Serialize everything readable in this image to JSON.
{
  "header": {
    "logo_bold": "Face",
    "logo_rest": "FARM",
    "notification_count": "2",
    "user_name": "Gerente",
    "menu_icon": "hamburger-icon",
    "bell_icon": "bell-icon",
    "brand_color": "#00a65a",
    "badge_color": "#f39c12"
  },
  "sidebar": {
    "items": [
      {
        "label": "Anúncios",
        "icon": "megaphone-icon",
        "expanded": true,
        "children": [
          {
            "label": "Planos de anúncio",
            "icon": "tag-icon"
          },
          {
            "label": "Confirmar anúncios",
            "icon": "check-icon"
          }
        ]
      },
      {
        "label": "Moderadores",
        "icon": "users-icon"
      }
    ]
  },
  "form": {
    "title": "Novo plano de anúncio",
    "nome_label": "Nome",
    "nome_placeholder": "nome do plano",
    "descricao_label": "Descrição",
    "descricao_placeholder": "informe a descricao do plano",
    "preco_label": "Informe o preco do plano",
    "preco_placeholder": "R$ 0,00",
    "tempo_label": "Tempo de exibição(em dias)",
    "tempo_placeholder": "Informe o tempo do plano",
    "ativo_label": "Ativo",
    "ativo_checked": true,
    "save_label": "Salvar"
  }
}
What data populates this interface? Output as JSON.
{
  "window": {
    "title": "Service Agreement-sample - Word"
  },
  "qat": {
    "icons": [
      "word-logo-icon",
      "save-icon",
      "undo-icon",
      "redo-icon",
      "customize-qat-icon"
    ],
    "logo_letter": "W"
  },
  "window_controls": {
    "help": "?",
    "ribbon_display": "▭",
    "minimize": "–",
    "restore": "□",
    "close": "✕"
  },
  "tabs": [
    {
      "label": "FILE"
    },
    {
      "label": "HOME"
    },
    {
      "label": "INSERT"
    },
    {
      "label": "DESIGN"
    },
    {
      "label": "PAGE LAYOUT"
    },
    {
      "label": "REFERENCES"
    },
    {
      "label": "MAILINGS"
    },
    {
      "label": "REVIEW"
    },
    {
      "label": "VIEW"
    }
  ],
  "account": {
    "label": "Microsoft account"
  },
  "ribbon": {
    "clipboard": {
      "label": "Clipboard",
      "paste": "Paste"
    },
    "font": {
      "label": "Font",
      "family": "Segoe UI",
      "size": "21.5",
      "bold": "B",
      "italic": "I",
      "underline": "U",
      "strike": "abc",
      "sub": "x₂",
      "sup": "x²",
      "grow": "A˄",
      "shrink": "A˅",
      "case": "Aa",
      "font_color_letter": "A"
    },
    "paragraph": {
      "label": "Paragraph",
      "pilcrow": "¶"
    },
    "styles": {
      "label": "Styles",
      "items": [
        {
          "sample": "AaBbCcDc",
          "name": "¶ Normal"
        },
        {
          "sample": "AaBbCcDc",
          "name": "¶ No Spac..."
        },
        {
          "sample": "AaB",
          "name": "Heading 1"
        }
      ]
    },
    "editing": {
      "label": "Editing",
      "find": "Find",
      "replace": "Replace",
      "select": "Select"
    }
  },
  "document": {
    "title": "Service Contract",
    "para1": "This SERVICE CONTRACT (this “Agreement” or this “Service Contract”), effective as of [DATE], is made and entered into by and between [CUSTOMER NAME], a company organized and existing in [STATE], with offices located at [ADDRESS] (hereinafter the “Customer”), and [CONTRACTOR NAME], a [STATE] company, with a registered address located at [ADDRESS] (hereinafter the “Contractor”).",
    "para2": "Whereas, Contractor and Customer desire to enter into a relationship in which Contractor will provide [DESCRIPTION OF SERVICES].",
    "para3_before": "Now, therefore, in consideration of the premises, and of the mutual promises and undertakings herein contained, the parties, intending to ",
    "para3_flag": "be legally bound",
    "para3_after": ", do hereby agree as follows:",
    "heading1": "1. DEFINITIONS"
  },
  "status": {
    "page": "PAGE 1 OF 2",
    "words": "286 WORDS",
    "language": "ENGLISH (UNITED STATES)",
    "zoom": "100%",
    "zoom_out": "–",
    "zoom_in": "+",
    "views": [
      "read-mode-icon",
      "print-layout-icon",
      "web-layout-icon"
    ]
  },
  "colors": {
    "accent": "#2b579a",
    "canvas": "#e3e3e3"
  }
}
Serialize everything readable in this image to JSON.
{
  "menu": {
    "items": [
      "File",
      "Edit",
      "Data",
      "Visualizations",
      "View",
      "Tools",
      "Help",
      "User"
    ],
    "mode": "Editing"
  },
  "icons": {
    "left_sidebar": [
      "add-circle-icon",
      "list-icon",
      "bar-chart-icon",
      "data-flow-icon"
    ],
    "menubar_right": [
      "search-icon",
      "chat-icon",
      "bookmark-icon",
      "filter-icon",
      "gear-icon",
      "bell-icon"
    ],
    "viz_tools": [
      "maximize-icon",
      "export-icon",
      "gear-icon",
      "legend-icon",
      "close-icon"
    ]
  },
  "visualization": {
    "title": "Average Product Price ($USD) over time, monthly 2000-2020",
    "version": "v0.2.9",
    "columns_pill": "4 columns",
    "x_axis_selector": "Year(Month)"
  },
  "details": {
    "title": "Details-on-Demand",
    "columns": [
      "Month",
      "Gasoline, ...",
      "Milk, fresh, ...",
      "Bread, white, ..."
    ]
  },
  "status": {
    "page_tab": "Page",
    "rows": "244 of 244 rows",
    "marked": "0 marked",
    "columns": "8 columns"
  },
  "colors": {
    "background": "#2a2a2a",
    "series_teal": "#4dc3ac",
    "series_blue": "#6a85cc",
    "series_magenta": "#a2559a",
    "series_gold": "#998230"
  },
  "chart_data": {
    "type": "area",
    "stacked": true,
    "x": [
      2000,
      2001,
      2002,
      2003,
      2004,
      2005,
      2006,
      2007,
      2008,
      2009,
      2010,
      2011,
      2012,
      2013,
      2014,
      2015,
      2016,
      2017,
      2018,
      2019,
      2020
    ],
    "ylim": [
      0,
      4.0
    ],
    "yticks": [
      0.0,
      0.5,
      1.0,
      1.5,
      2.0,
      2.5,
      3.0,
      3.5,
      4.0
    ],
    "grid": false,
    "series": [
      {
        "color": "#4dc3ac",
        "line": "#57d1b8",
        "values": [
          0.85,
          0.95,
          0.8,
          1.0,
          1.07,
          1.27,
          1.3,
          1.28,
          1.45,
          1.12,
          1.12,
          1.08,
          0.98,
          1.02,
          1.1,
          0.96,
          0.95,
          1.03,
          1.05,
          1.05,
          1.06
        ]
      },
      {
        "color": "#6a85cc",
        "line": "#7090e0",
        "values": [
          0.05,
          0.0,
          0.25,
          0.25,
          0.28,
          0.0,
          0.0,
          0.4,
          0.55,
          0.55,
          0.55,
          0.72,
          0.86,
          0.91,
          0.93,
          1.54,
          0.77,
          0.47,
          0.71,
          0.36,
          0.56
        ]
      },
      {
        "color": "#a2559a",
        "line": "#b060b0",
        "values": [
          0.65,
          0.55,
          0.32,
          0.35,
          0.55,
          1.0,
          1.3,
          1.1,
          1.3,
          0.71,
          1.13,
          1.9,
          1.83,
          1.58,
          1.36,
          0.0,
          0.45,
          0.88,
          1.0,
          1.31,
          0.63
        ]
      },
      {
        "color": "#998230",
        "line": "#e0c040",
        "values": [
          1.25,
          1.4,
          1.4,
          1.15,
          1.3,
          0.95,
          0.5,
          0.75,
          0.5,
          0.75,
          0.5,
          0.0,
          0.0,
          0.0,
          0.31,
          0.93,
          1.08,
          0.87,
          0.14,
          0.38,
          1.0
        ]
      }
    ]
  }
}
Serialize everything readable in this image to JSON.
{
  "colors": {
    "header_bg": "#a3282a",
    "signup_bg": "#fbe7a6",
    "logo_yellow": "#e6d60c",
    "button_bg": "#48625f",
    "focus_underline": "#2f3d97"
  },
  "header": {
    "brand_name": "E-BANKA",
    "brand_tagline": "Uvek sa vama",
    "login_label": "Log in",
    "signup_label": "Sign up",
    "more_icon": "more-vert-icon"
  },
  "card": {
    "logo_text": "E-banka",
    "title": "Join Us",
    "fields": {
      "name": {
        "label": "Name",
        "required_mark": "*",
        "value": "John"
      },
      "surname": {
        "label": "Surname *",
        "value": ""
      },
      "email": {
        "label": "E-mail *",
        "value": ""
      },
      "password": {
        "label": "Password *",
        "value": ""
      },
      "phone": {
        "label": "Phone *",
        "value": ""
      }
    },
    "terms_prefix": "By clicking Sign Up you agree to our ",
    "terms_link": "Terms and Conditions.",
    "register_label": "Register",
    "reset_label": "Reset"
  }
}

+++

TASK DIRECTIONS: For each line of the entries that includes "Customer", show that line.

COMPLETE RESPONSE:
    "para1": "This SERVICE CONTRACT (this “Agreement” or this “Service Contract”), effective as of [DATE], is made and entered into by and between [CUSTOMER NAME], a company organized and existing in [STATE], with offices located at [ADDRESS] (hereinafter the “Customer”), and [CONTRACTOR NAME], a [STATE] company, with a registered address located at [ADDRESS] (hereinafter the “Contractor”).",
    "para2": "Whereas, Contractor and Customer desire to enter into a relationship in which Contractor will provide [DESCRIPTION OF SERVICES].",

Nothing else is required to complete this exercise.